While other management books drone on and on for long chapters, often losing sight of the aim, this book is very straightforward. 100 separate tips. Each tip is short, concise, but immediately useful. Try reading just one tip each day. Put a post-it on your monitor, reminding you to think about it. Find ways to apply it. Like anything else in life, you'll find some tips that don't really apply to you - but others that are amazingly helpful. As you collect those helpful tips, you can really find your work environment becoming more and more smooth.
Many things in here are things you know - but you never practice because you're just too busy or frustrated. For example, the book says to focus on one thing at a time. We know that when you focus on something, you tend to do well. But in modern offices, you have your email beeping, your phone ringing, people stopping by, and more. You try to multitask. Usually this somehow gives you the sense that you're achieving more - but in reality nothing is done as well, and people that you interact with feel short changed. A key message here is to slow down, focus, organize your priority list and really take care of issues. You feel much more relaxed at the end of the day, the people you work with feel like you really paid attention to their issues, and often you get far more done.

Work to complete:
• 1. Answer these from the book review, one line each:
(a) How many tips does the book contain?
(b) What does the review suggest putting on your monitor?
(c) According to the review, what does the book say to focus on?
• 2. Reproduce a passage of the book review word for word. Begin at the words "While other management" and stop after "and more smooth.".
• 3. Render this sentence from the book review in Spanish: "For example, the book says to focus on one thing at a time."

Given entries:
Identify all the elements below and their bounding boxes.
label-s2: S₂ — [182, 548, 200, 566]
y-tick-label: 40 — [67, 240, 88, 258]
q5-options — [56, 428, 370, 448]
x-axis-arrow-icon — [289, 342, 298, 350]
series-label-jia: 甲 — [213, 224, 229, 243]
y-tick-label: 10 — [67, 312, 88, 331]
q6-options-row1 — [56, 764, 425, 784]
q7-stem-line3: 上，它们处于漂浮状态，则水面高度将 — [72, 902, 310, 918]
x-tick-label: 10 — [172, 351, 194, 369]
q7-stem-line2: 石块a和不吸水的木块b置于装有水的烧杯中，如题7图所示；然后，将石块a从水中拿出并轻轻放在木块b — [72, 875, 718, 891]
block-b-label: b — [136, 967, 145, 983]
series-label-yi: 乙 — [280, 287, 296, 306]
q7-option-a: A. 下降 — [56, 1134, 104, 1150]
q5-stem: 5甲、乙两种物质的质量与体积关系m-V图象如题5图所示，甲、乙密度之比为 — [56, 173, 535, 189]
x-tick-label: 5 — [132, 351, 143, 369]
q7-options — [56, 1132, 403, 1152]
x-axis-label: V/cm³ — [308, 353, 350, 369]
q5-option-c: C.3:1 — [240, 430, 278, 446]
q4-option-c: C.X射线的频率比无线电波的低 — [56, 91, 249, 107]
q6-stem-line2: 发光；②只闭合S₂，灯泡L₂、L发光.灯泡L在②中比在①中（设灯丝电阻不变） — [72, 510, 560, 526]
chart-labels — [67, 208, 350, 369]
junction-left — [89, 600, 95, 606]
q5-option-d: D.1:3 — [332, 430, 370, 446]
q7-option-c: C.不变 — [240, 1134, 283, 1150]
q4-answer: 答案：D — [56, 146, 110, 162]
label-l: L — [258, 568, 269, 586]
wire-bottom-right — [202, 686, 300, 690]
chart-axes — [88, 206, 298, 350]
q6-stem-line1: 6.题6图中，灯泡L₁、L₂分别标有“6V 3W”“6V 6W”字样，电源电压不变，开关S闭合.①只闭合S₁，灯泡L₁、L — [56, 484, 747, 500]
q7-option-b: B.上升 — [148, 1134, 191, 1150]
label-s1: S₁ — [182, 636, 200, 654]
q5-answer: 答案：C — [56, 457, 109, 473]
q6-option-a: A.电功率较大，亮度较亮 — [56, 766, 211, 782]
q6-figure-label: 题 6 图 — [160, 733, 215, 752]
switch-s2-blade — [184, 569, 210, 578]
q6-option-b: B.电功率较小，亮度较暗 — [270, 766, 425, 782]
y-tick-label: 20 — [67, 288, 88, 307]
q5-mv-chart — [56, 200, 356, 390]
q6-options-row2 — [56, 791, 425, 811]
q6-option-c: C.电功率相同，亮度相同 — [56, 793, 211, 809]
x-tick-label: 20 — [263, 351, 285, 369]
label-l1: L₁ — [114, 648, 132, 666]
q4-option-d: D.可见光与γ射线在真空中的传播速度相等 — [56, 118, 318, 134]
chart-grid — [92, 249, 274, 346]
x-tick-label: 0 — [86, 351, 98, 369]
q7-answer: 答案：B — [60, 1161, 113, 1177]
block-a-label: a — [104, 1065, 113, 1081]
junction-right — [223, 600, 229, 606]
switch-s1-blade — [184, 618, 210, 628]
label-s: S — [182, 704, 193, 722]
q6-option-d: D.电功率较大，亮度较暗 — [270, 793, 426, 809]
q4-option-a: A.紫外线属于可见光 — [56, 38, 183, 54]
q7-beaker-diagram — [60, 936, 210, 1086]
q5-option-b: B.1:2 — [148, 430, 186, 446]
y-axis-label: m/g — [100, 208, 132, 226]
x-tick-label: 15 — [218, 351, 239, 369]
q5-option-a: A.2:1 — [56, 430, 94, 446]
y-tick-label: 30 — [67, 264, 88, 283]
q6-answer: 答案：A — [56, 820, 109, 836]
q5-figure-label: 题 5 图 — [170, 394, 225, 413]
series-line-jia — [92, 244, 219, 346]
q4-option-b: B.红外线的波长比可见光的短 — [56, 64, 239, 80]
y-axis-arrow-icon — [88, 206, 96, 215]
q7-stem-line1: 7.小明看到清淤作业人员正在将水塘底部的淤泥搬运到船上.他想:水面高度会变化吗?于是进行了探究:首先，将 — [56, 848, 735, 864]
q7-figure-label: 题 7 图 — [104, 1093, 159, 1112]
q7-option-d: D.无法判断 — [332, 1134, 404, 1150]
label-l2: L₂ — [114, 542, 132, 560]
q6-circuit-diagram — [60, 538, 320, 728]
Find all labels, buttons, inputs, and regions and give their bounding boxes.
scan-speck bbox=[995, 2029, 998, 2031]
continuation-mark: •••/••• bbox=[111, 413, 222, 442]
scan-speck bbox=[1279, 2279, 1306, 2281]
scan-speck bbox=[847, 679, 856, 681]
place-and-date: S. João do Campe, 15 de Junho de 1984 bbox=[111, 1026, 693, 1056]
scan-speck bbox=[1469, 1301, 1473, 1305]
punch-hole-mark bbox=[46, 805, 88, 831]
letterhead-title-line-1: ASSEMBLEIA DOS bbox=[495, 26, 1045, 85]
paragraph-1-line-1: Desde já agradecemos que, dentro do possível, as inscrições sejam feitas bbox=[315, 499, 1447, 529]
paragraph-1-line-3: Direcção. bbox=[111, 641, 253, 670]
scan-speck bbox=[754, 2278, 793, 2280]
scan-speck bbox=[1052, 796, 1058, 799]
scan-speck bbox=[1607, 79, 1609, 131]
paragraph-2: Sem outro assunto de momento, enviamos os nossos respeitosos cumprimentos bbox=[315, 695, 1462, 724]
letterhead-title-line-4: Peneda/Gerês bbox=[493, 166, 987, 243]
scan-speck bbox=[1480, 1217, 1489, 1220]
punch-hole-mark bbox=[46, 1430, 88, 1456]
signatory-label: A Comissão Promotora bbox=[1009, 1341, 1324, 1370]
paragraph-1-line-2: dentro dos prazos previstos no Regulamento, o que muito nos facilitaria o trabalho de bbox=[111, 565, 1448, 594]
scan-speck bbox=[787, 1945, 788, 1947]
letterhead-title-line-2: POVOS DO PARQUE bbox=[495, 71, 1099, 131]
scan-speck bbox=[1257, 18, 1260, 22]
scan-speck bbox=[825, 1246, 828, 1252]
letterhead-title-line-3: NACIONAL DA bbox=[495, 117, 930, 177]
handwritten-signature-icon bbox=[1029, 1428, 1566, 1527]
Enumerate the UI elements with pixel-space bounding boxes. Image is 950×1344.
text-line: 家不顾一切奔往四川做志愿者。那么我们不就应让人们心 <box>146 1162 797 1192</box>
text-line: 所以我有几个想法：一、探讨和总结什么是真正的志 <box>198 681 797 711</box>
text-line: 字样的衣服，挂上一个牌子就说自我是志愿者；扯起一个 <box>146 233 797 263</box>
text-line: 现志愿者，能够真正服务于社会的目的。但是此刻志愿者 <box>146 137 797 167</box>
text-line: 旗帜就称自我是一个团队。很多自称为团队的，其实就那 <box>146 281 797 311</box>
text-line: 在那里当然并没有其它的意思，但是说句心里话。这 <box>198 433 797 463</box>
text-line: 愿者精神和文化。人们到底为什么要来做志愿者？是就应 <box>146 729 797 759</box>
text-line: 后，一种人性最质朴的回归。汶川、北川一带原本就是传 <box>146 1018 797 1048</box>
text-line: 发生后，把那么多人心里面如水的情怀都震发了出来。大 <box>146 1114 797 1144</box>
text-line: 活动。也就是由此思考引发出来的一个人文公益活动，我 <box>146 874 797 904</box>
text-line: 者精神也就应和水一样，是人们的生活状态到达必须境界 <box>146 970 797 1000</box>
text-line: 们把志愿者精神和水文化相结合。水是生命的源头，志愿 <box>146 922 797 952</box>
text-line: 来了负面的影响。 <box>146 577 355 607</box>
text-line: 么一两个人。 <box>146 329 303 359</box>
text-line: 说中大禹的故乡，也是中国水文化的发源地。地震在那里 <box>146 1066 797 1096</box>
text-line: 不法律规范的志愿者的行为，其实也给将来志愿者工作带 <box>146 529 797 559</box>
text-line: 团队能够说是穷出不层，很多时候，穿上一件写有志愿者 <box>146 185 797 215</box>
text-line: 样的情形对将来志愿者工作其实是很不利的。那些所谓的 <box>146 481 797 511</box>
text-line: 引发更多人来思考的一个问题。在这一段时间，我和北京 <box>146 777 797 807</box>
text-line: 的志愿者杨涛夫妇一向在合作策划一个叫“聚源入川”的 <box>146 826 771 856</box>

Response list:
• 1.
(a) 100 tips.
(b) A post-it reminding you to think about the tip.
(c) One thing at a time.

• 2.
While other management books drone on and on for long chapters, often losing sight of the aim, this book is very straightforward. 100 separate tips. Each tip is short, concise, but immediately useful. Try reading just one tip each day. Put a post-it on your monitor, reminding you to think about it. Find ways to apply it. Like anything else in life, you'll find some tips that don't really apply to you - but others that are amazingly helpful. As you collect those helpful tips, you can really find your work environment becoming more and more smooth.

• 3. Por ejemplo, el libro dice que hay que concentrarse en una cosa a la vez.